> **Extracted data entries**:
--- BEGIN ---

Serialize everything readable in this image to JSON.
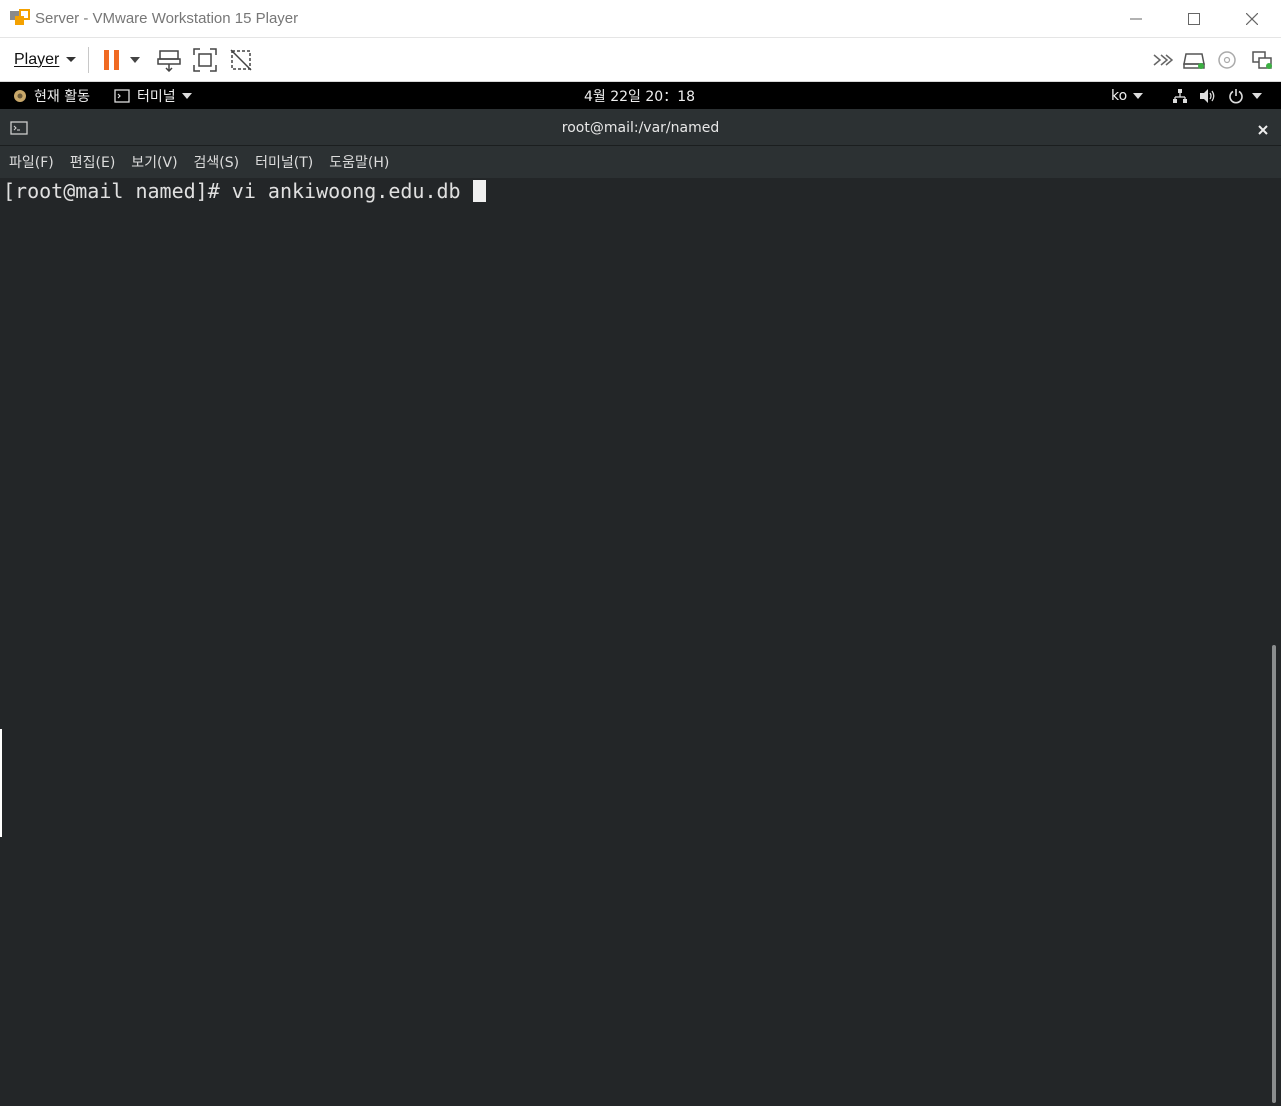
{
  "window": {
    "title": "Server - VMware Workstation 15 Player"
  },
  "toolbar": {
    "player_label": "Player"
  },
  "gnome_bar": {
    "activities": "현재 활동",
    "app_menu": "터미널",
    "clock": "4월 22일  20：18",
    "lang": "ko"
  },
  "terminal": {
    "title": "root@mail:/var/named",
    "menus": [
      "파일(F)",
      "편집(E)",
      "보기(V)",
      "검색(S)",
      "터미널(T)",
      "도움말(H)"
    ],
    "prompt": "[root@mail named]# ",
    "command": "vi ankiwoong.edu.db "
  },
  "colors": {
    "pause_accent": "#f06a22",
    "terminal_bg": "#232628",
    "header_bg": "#2c3133"
  }
}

--- END ---

> **Your instructions**:
Set every line down exactly as written, leaving each picture out.

> **Result of this exercise**:
Serialize everything readable in this image to JSON.
{
  "window": {
    "title": "Server - VMware Workstation 15 Player"
  },
  "toolbar": {
    "player_label": "Player"
  },
  "gnome_bar": {
    "activities": "현재 활동",
    "app_menu": "터미널",
    "clock": "4월 22일  20：18",
    "lang": "ko"
  },
  "terminal": {
    "title": "root@mail:/var/named",
    "menus": [
      "파일(F)",
      "편집(E)",
      "보기(V)",
      "검색(S)",
      "터미널(T)",
      "도움말(H)"
    ],
    "prompt": "[root@mail named]# ",
    "command": "vi ankiwoong.edu.db "
  },
  "colors": {
    "pause_accent": "#f06a22",
    "terminal_bg": "#232628",
    "header_bg": "#2c3133"
  }
}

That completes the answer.